### TASK GOAL
From the entries below, copy every line where the string "điểm" appears.

### DATASET RECORDS
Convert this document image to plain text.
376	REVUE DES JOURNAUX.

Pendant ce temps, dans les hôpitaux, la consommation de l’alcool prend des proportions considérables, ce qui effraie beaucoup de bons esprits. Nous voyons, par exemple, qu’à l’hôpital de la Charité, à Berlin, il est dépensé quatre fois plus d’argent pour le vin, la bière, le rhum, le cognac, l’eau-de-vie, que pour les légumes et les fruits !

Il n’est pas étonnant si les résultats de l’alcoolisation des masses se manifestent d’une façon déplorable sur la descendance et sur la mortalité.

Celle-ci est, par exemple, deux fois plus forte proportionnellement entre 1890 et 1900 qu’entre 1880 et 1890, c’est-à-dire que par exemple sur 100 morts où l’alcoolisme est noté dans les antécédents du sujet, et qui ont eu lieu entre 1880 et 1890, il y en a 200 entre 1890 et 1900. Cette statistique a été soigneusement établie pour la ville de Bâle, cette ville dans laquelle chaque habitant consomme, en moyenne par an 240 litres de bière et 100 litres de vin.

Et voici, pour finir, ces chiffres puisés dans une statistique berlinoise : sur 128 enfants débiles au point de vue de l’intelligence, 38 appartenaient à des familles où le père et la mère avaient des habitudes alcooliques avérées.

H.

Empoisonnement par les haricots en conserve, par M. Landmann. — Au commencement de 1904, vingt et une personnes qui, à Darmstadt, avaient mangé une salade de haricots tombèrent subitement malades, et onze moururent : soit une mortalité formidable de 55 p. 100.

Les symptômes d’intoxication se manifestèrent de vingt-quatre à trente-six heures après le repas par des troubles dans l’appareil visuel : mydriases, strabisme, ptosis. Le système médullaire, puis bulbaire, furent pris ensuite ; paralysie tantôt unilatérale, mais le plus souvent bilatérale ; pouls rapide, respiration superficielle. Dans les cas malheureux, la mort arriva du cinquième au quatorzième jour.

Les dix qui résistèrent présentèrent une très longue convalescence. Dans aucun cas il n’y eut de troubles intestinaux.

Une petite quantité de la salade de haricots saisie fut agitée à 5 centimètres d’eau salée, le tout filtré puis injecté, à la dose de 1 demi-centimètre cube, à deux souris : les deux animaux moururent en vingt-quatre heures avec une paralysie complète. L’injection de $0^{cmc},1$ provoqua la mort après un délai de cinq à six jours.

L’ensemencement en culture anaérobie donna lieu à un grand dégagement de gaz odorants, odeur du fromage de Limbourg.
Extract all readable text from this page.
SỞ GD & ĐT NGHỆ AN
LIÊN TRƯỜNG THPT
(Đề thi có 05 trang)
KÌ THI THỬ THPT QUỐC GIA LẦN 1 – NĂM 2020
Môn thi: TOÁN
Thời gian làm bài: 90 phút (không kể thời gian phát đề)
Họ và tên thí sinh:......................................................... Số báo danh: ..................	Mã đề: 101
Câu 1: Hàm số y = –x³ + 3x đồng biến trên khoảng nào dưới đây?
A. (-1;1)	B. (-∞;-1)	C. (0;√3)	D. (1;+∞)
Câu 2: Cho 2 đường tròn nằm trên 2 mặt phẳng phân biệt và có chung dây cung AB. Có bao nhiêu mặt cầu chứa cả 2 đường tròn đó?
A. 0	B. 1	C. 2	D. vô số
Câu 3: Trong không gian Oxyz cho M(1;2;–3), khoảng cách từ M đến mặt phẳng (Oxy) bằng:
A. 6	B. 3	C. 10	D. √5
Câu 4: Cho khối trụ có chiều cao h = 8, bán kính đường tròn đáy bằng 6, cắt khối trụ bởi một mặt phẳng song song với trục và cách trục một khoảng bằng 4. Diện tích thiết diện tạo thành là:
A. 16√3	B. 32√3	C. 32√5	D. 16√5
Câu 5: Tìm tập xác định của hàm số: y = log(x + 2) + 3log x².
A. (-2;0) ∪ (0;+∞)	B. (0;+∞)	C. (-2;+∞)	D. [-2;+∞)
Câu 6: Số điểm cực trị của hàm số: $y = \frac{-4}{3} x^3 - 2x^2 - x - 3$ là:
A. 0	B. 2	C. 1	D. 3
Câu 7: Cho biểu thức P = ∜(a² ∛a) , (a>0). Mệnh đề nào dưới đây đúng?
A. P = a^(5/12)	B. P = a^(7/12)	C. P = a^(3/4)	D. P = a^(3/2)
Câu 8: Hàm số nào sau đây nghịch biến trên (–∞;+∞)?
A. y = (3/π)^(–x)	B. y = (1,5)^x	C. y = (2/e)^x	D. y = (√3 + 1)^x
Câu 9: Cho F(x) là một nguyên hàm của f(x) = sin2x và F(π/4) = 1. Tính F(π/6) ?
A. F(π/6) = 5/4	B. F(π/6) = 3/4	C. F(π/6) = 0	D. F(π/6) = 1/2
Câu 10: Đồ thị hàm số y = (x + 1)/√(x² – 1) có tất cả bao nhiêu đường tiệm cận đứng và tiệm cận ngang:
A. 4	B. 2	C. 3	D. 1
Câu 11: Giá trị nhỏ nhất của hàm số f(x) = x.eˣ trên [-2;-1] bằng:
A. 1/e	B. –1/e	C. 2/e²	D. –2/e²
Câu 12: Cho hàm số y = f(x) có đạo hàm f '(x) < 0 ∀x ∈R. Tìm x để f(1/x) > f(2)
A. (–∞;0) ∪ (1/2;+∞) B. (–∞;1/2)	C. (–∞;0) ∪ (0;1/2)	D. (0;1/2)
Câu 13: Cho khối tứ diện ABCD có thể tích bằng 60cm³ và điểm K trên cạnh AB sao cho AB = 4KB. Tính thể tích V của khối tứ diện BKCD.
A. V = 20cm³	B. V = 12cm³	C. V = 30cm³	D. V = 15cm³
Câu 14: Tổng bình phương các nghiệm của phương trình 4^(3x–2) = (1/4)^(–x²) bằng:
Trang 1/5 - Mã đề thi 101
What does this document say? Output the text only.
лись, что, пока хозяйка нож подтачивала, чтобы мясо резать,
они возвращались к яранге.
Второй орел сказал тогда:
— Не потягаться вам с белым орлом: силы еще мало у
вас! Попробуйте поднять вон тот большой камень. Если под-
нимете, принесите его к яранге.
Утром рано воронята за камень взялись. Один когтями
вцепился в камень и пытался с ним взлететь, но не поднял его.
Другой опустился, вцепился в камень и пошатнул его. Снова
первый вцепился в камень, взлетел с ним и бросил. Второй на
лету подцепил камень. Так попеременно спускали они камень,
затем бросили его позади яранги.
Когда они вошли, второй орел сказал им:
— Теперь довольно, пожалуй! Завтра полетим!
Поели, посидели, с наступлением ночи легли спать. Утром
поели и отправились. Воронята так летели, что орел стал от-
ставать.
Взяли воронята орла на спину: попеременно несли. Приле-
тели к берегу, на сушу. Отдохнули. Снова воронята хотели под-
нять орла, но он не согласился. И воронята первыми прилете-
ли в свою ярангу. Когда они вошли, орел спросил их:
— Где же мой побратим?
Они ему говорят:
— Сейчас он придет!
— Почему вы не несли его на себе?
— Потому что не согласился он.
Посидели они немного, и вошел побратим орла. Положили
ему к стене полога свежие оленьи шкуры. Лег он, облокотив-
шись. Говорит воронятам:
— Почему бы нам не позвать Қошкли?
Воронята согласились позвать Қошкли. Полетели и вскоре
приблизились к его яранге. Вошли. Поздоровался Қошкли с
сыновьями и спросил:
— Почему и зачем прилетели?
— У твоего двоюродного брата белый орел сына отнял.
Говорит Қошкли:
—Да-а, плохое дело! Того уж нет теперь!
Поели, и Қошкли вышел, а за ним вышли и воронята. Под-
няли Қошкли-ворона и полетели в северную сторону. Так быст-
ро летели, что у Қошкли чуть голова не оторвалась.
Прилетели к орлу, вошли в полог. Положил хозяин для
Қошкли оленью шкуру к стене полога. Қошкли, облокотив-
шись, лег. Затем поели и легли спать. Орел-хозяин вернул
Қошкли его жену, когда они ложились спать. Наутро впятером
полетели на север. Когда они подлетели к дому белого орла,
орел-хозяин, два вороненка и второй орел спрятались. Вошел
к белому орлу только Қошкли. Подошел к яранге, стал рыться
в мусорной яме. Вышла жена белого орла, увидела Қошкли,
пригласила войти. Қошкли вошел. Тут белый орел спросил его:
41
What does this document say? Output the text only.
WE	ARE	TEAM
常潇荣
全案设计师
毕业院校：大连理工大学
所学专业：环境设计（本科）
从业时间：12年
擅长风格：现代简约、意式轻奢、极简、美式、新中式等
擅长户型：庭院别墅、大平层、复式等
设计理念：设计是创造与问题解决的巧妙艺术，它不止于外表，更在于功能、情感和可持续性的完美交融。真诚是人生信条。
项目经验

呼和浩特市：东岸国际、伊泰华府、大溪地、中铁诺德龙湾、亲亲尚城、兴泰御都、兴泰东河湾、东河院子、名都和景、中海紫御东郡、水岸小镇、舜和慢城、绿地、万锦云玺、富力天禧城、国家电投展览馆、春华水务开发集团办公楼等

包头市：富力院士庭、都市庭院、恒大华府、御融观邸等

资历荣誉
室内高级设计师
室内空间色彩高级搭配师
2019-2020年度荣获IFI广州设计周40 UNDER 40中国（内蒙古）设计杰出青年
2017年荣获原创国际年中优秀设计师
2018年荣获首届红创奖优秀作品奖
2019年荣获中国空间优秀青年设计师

### ANSWER TO THE EXERCISE
Câu 6: Số điểm cực trị của hàm số: $y = \frac{-4}{3} x^3 - 2x^2 - x - 3$ là:
Câu 13: Cho khối tứ diện ABCD có thể tích bằng 60cm³ và điểm K trên cạnh AB sao cho AB = 4KB. Tính thể tích V của khối tứ diện BKCD.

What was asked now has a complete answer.